■ **WORK REQUIRED**:
Go through the records and show each line where the word "this" occurs.

■ **ENTRIES SUPPLIED**:

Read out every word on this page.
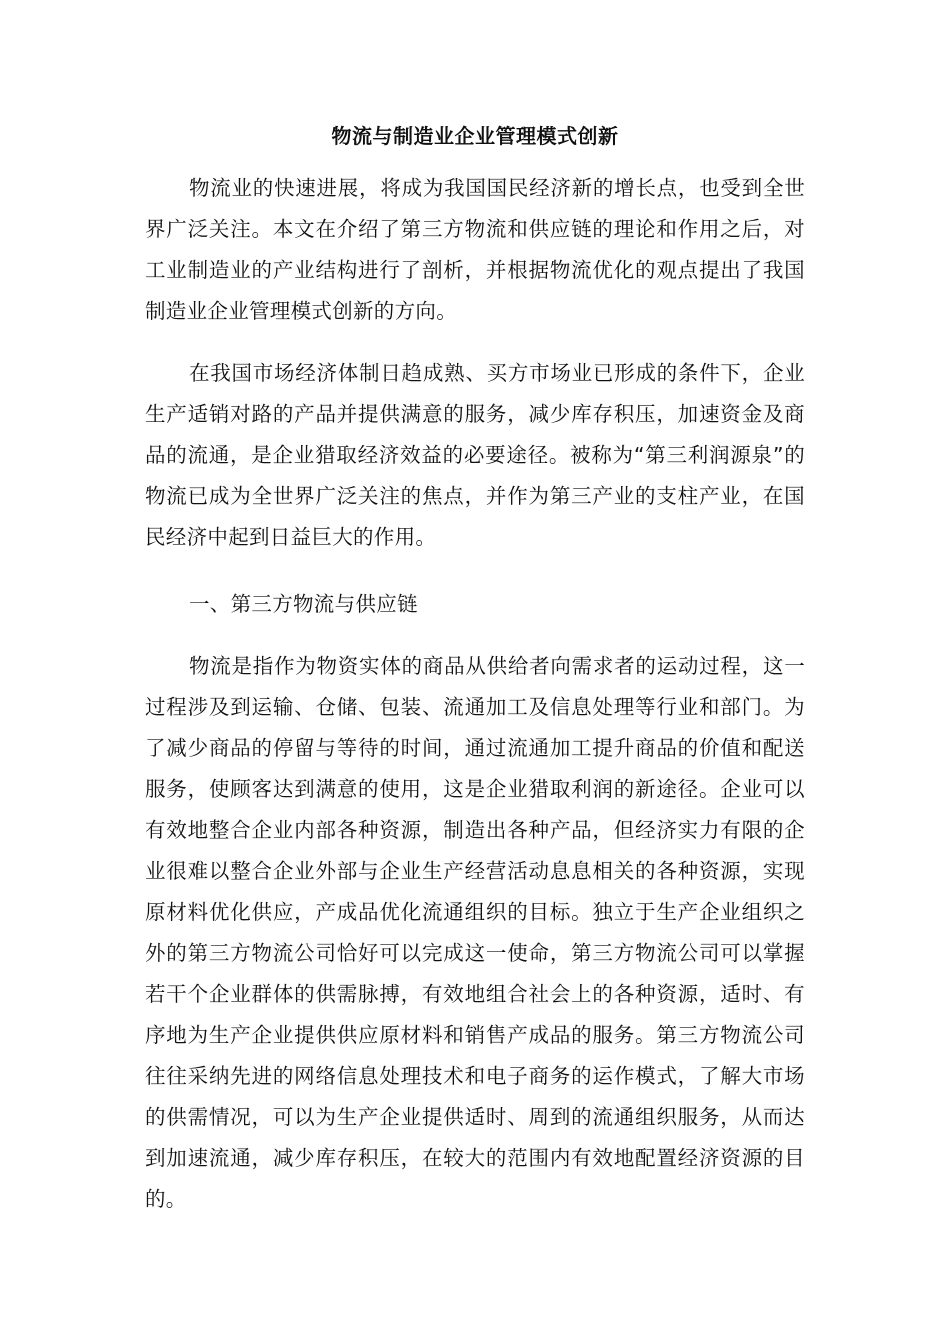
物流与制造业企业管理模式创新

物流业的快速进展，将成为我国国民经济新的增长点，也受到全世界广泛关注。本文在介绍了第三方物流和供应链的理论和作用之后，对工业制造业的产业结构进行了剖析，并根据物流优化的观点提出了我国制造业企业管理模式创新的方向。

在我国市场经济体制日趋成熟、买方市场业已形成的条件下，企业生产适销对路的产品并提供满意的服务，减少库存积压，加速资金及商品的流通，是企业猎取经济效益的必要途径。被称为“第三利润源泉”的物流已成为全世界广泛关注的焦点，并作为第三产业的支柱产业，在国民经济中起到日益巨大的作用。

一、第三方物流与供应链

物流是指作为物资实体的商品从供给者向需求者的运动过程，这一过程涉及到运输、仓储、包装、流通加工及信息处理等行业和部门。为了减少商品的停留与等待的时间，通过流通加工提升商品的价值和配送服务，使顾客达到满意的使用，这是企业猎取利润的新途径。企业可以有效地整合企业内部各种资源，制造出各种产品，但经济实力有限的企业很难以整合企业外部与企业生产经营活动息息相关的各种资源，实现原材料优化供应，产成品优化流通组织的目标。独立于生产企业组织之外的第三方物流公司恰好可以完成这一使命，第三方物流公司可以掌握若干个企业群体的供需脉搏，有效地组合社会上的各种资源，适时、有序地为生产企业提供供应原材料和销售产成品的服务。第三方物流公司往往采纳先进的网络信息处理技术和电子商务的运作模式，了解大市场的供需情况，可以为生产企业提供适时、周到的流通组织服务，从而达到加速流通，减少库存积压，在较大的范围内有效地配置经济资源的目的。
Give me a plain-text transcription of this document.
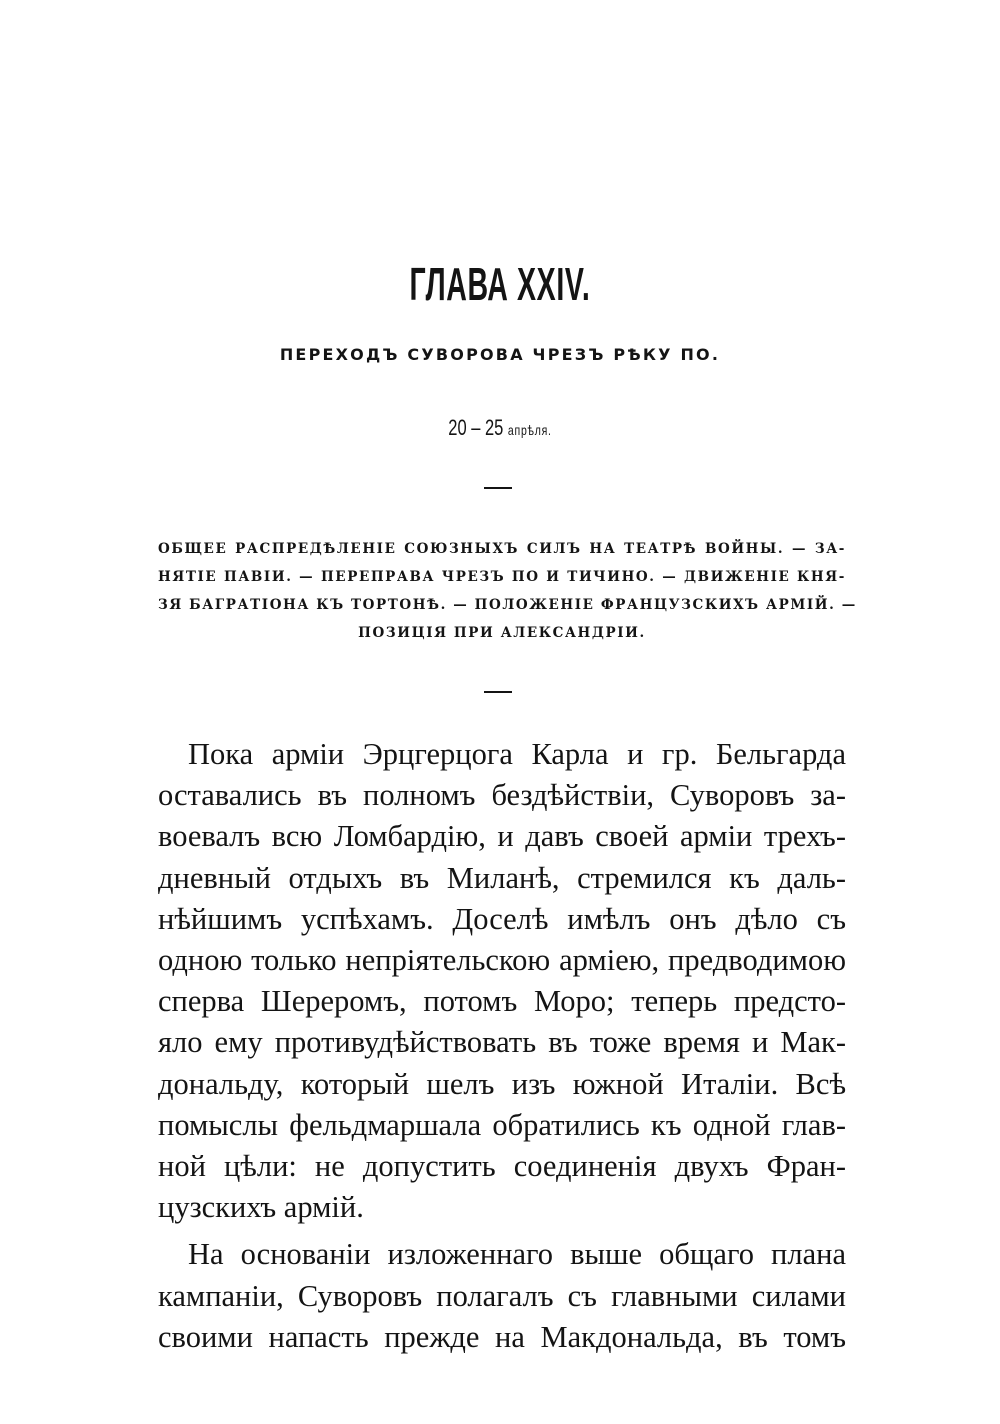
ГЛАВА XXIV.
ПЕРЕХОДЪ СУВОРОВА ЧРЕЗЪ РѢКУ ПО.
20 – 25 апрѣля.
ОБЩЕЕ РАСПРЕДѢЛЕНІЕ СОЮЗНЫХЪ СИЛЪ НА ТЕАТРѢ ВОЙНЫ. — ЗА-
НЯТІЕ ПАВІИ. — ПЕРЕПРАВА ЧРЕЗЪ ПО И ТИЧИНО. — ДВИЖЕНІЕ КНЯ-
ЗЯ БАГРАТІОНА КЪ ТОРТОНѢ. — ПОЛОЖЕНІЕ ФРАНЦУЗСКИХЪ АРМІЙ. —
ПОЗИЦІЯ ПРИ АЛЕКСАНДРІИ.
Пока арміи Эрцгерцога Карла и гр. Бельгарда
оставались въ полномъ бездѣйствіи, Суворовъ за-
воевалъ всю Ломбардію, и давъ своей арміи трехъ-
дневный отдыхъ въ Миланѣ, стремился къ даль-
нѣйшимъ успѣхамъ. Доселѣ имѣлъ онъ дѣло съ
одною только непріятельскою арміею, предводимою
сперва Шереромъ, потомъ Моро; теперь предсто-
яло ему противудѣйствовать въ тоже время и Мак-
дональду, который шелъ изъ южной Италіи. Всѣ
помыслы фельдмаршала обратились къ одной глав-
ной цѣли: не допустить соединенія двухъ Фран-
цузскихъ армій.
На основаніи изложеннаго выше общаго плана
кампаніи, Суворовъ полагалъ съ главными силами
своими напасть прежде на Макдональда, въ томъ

■ **TASK SOLUTION**:
Read out every word on this page.
Give me a plain-text transcription of this document.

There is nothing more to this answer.